__EXERCISE DESCRIPTION__
Reproduce every entry exactly as shown.

__STORED RECORDS__
* BEGIN *

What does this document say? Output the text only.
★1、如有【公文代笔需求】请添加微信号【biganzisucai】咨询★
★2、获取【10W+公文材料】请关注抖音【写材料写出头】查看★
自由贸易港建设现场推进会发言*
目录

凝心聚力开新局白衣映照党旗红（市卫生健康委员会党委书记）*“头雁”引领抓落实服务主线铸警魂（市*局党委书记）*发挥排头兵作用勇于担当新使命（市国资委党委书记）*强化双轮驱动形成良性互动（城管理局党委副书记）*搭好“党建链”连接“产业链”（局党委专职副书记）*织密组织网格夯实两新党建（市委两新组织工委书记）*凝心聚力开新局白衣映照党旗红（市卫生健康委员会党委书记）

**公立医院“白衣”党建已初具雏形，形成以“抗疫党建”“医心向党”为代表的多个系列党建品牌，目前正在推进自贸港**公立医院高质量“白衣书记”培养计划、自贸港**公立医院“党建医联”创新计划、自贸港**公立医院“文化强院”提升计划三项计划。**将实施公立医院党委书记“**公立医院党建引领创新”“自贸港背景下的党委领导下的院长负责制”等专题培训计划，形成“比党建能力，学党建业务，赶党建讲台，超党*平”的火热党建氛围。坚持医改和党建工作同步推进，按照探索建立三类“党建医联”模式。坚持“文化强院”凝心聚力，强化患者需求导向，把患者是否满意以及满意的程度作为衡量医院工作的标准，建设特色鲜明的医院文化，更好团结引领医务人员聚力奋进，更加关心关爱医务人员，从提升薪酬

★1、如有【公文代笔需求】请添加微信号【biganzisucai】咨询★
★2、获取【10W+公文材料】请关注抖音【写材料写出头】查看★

* END *

__PROBLEM SOLUTION__
What does this document say? Output the text only.
★1、如有【公文代笔需求】请添加微信号【biganzisucai】咨询★
★2、获取【10W+公文材料】请关注抖音【写材料写出头】查看★
自由贸易港建设现场推进会发言*
目录

凝心聚力开新局白衣映照党旗红（市卫生健康委员会党委书记）*“头雁”引领抓落实服务主线铸警魂（市*局党委书记）*发挥排头兵作用勇于担当新使命（市国资委党委书记）*强化双轮驱动形成良性互动（城管理局党委副书记）*搭好“党建链”连接“产业链”（局党委专职副书记）*织密组织网格夯实两新党建（市委两新组织工委书记）*凝心聚力开新局白衣映照党旗红（市卫生健康委员会党委书记）

**公立医院“白衣”党建已初具雏形，形成以“抗疫党建”“医心向党”为代表的多个系列党建品牌，目前正在推进自贸港**公立医院高质量“白衣书记”培养计划、自贸港**公立医院“党建医联”创新计划、自贸港**公立医院“文化强院”提升计划三项计划。**将实施公立医院党委书记“**公立医院党建引领创新”“自贸港背景下的党委领导下的院长负责制”等专题培训计划，形成“比党建能力，学党建业务，赶党建讲台，超党*平”的火热党建氛围。坚持医改和党建工作同步推进，按照探索建立三类“党建医联”模式。坚持“文化强院”凝心聚力，强化患者需求导向，把患者是否满意以及满意的程度作为衡量医院工作的标准，建设特色鲜明的医院文化，更好团结引领医务人员聚力奋进，更加关心关爱医务人员，从提升薪酬

★1、如有【公文代笔需求】请添加微信号【biganzisucai】咨询★
★2、获取【10W+公文材料】请关注抖音【写材料写出头】查看★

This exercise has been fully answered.